• **Your goal**
Reproduce each record below exactly as written.

BEGIN

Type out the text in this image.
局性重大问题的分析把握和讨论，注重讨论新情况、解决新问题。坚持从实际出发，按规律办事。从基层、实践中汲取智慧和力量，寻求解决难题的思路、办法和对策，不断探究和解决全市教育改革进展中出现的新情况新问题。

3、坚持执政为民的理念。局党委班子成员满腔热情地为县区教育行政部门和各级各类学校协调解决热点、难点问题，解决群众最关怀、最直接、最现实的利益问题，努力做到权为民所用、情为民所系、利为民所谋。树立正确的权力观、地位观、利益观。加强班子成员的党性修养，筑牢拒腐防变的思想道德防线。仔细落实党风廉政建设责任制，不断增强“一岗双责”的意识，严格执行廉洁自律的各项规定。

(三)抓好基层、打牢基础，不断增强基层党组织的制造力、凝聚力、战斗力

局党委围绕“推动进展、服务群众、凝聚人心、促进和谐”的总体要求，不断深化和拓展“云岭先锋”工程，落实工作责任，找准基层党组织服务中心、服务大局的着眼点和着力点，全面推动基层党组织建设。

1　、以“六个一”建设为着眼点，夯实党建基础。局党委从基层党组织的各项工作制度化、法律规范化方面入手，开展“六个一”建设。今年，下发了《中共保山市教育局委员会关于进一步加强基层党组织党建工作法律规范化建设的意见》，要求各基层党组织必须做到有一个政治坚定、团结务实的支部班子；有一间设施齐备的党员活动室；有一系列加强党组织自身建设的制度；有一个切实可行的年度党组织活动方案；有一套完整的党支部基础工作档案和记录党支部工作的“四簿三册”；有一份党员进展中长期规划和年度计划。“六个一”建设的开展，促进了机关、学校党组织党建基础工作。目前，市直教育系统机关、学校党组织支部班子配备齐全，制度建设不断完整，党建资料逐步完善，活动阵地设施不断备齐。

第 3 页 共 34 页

END

• **Answer to the problem**
Type out the text in this image.
局性重大问题的分析把握和讨论，注重讨论新情况、解决新问题。坚持从实际出发，按规律办事。从基层、实践中汲取智慧和力量，寻求解决难题的思路、办法和对策，不断探究和解决全市教育改革进展中出现的新情况新问题。

3、坚持执政为民的理念。局党委班子成员满腔热情地为县区教育行政部门和各级各类学校协调解决热点、难点问题，解决群众最关怀、最直接、最现实的利益问题，努力做到权为民所用、情为民所系、利为民所谋。树立正确的权力观、地位观、利益观。加强班子成员的党性修养，筑牢拒腐防变的思想道德防线。仔细落实党风廉政建设责任制，不断增强“一岗双责”的意识，严格执行廉洁自律的各项规定。

(三)抓好基层、打牢基础，不断增强基层党组织的制造力、凝聚力、战斗力

局党委围绕“推动进展、服务群众、凝聚人心、促进和谐”的总体要求，不断深化和拓展“云岭先锋”工程，落实工作责任，找准基层党组织服务中心、服务大局的着眼点和着力点，全面推动基层党组织建设。

1　、以“六个一”建设为着眼点，夯实党建基础。局党委从基层党组织的各项工作制度化、法律规范化方面入手，开展“六个一”建设。今年，下发了《中共保山市教育局委员会关于进一步加强基层党组织党建工作法律规范化建设的意见》，要求各基层党组织必须做到有一个政治坚定、团结务实的支部班子；有一间设施齐备的党员活动室；有一系列加强党组织自身建设的制度；有一个切实可行的年度党组织活动方案；有一套完整的党支部基础工作档案和记录党支部工作的“四簿三册”；有一份党员进展中长期规划和年度计划。“六个一”建设的开展，促进了机关、学校党组织党建基础工作。目前，市直教育系统机关、学校党组织支部班子配备齐全，制度建设不断完整，党建资料逐步完善，活动阵地设施不断备齐。

第 3 页 共 34 页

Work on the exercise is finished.